[ENTRIES PROVIDED]:
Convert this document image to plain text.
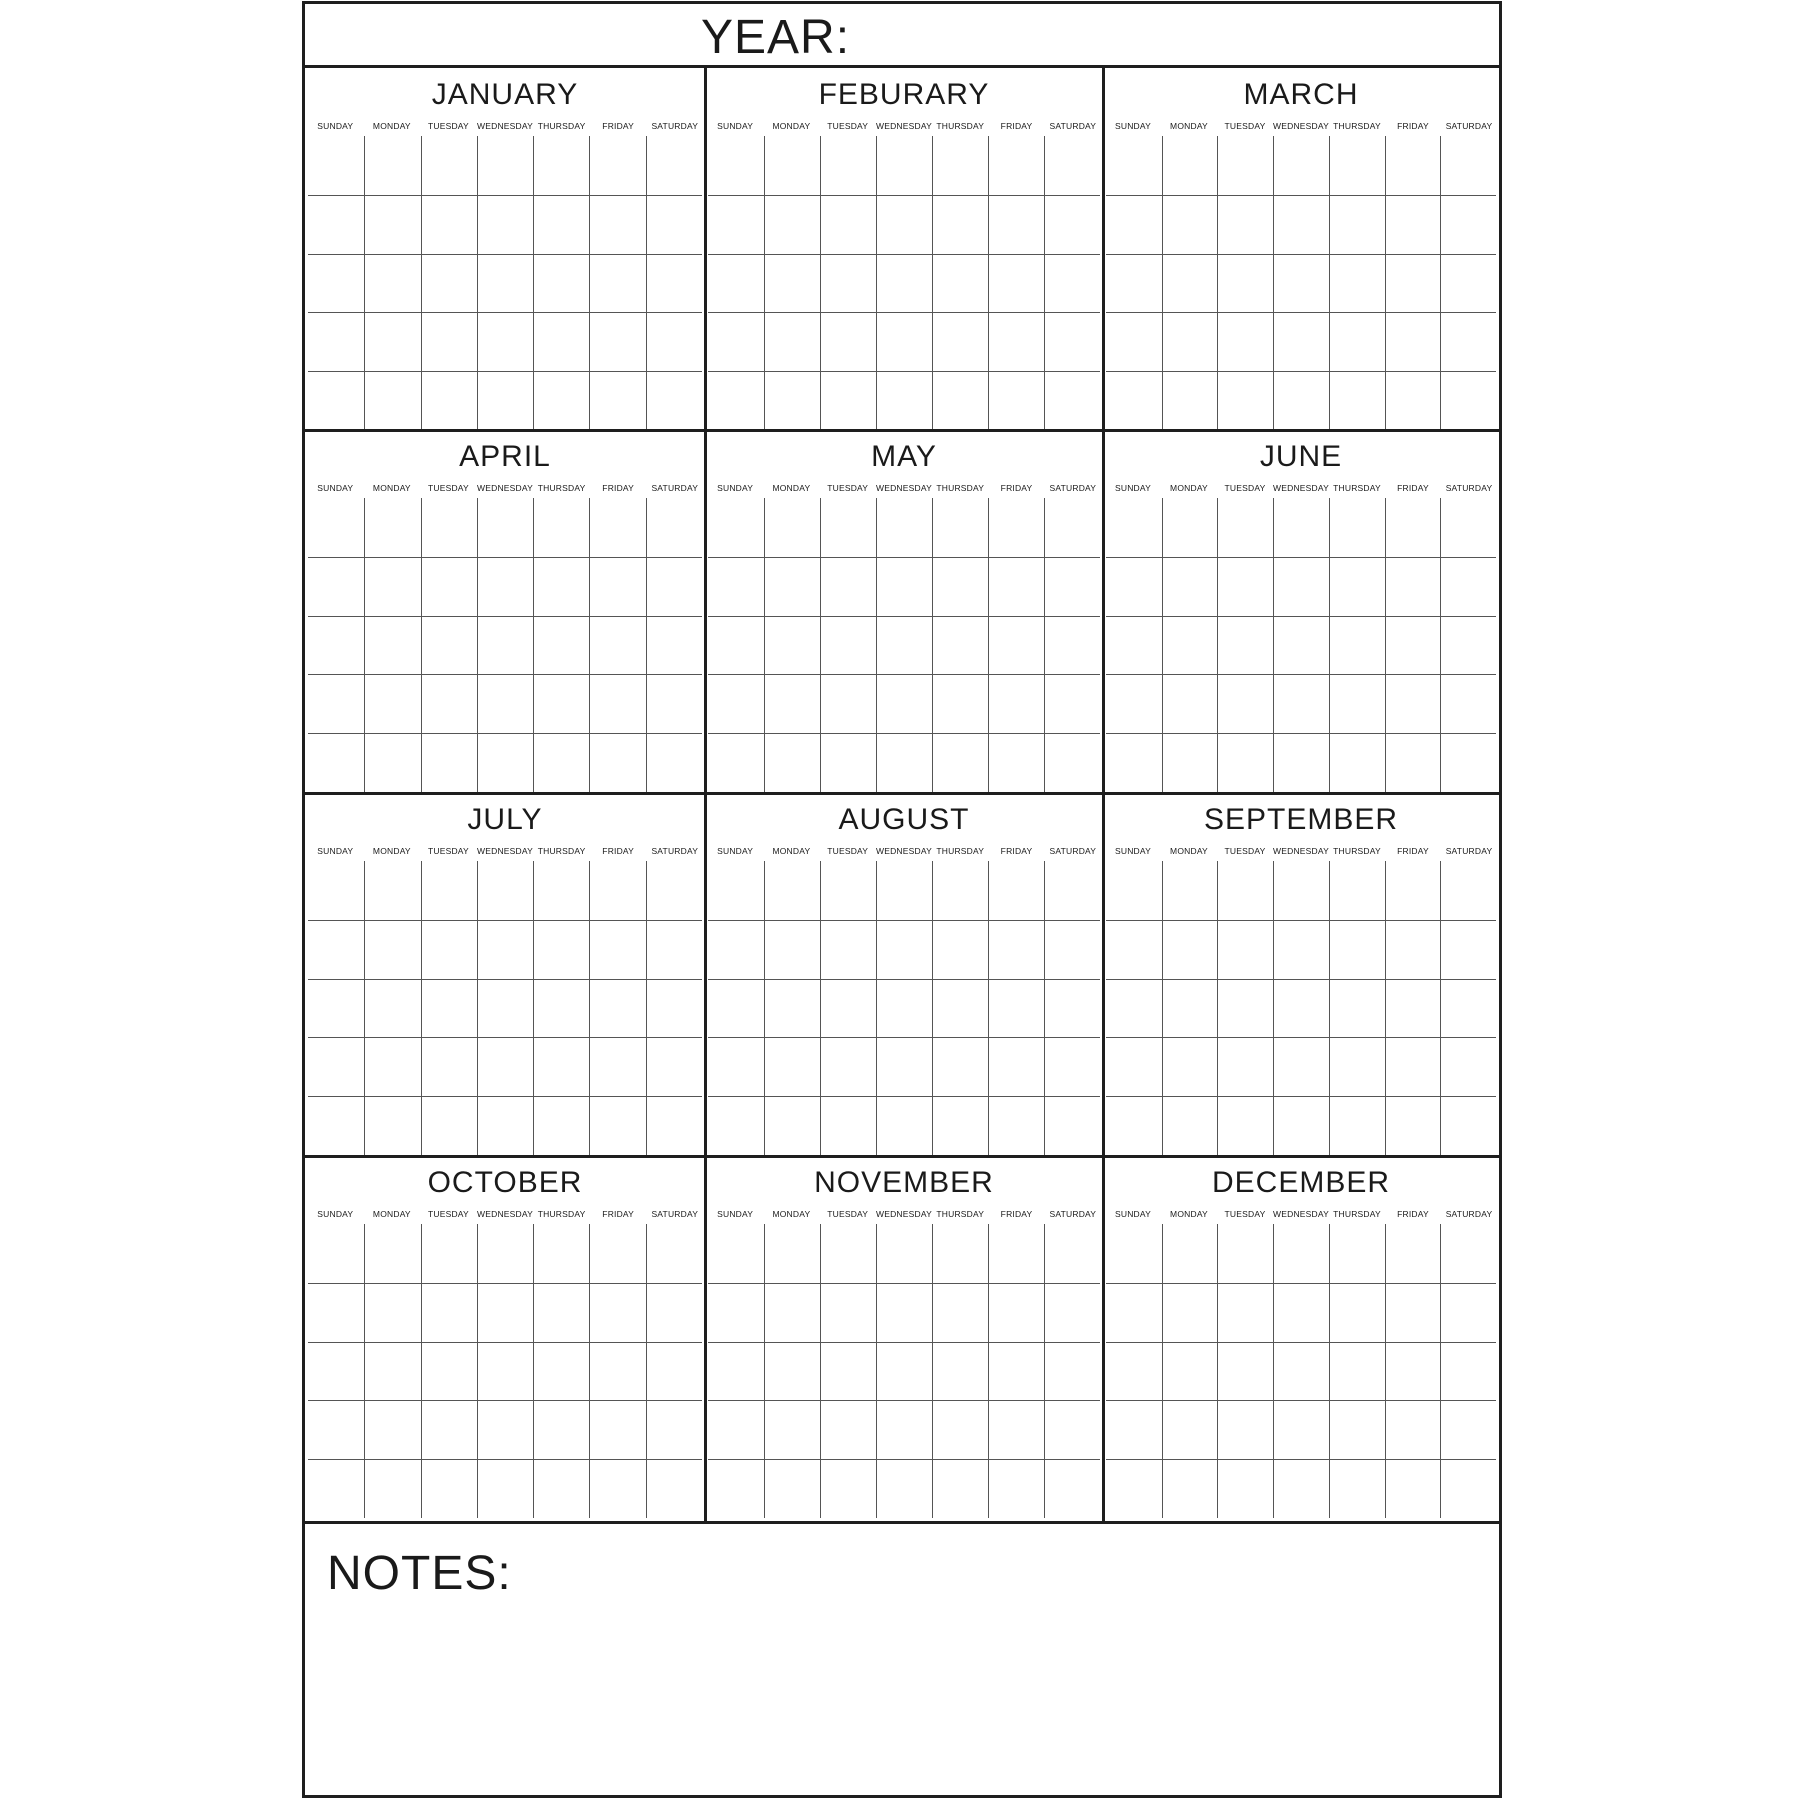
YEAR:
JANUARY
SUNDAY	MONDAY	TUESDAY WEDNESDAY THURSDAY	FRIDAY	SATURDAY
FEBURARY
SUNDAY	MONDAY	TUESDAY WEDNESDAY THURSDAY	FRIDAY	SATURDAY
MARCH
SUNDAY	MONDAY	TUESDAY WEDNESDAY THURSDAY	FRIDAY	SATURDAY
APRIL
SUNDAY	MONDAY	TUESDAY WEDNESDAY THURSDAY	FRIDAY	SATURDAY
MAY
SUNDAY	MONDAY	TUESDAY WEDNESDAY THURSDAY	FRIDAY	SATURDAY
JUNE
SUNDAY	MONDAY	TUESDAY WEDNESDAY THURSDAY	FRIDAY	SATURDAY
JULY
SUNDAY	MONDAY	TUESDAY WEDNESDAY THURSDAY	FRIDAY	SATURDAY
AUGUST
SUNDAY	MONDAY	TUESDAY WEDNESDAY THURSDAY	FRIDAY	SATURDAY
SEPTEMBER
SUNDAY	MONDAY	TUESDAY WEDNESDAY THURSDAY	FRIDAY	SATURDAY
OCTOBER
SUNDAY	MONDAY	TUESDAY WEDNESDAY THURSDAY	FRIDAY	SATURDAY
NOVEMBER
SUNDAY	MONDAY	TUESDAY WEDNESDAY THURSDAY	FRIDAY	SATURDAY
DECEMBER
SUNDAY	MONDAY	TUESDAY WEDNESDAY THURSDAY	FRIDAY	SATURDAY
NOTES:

[WHAT YOU ARE ASKED TO DO]: Leave out the pictures and transcribe the entries above exactly.

[TASK RESULT]:
Convert this document image to plain text.
YEAR:
JANUARY
SUNDAY	MONDAY	TUESDAY WEDNESDAY THURSDAY	FRIDAY	SATURDAY
FEBURARY
SUNDAY	MONDAY	TUESDAY WEDNESDAY THURSDAY	FRIDAY	SATURDAY
MARCH
SUNDAY	MONDAY	TUESDAY WEDNESDAY THURSDAY	FRIDAY	SATURDAY
APRIL
SUNDAY	MONDAY	TUESDAY WEDNESDAY THURSDAY	FRIDAY	SATURDAY
MAY
SUNDAY	MONDAY	TUESDAY WEDNESDAY THURSDAY	FRIDAY	SATURDAY
JUNE
SUNDAY	MONDAY	TUESDAY WEDNESDAY THURSDAY	FRIDAY	SATURDAY
JULY
SUNDAY	MONDAY	TUESDAY WEDNESDAY THURSDAY	FRIDAY	SATURDAY
AUGUST
SUNDAY	MONDAY	TUESDAY WEDNESDAY THURSDAY	FRIDAY	SATURDAY
SEPTEMBER
SUNDAY	MONDAY	TUESDAY WEDNESDAY THURSDAY	FRIDAY	SATURDAY
OCTOBER
SUNDAY	MONDAY	TUESDAY WEDNESDAY THURSDAY	FRIDAY	SATURDAY
NOVEMBER
SUNDAY	MONDAY	TUESDAY WEDNESDAY THURSDAY	FRIDAY	SATURDAY
DECEMBER
SUNDAY	MONDAY	TUESDAY WEDNESDAY THURSDAY	FRIDAY	SATURDAY
NOTES:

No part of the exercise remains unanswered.